▼▼▼

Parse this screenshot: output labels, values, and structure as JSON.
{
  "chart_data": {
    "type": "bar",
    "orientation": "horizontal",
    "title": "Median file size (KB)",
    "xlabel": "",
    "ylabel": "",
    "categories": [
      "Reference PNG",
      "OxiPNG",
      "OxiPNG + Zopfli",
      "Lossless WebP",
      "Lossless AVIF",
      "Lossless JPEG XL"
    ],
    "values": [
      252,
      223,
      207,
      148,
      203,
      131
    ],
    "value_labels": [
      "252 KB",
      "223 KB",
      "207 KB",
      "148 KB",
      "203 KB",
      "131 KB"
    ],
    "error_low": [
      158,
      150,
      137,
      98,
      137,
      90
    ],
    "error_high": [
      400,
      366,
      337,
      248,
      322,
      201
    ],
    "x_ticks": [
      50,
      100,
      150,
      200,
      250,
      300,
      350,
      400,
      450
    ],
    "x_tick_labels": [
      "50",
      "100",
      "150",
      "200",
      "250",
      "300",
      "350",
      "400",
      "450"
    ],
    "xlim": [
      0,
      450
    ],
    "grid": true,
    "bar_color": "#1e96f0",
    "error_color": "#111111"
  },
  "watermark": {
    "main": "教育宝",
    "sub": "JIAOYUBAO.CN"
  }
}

▲▲▲

Reproduce each line of the material above precisely.

Parse this screenshot: output labels, values, and structure as JSON.
{
  "chart_data": {
    "type": "bar",
    "orientation": "horizontal",
    "title": "Median file size (KB)",
    "xlabel": "",
    "ylabel": "",
    "categories": [
      "Reference PNG",
      "OxiPNG",
      "OxiPNG + Zopfli",
      "Lossless WebP",
      "Lossless AVIF",
      "Lossless JPEG XL"
    ],
    "values": [
      252,
      223,
      207,
      148,
      203,
      131
    ],
    "value_labels": [
      "252 KB",
      "223 KB",
      "207 KB",
      "148 KB",
      "203 KB",
      "131 KB"
    ],
    "error_low": [
      158,
      150,
      137,
      98,
      137,
      90
    ],
    "error_high": [
      400,
      366,
      337,
      248,
      322,
      201
    ],
    "x_ticks": [
      50,
      100,
      150,
      200,
      250,
      300,
      350,
      400,
      450
    ],
    "x_tick_labels": [
      "50",
      "100",
      "150",
      "200",
      "250",
      "300",
      "350",
      "400",
      "450"
    ],
    "xlim": [
      0,
      450
    ],
    "grid": true,
    "bar_color": "#1e96f0",
    "error_color": "#111111"
  },
  "watermark": {
    "main": "教育宝",
    "sub": "JIAOYUBAO.CN"
  }
}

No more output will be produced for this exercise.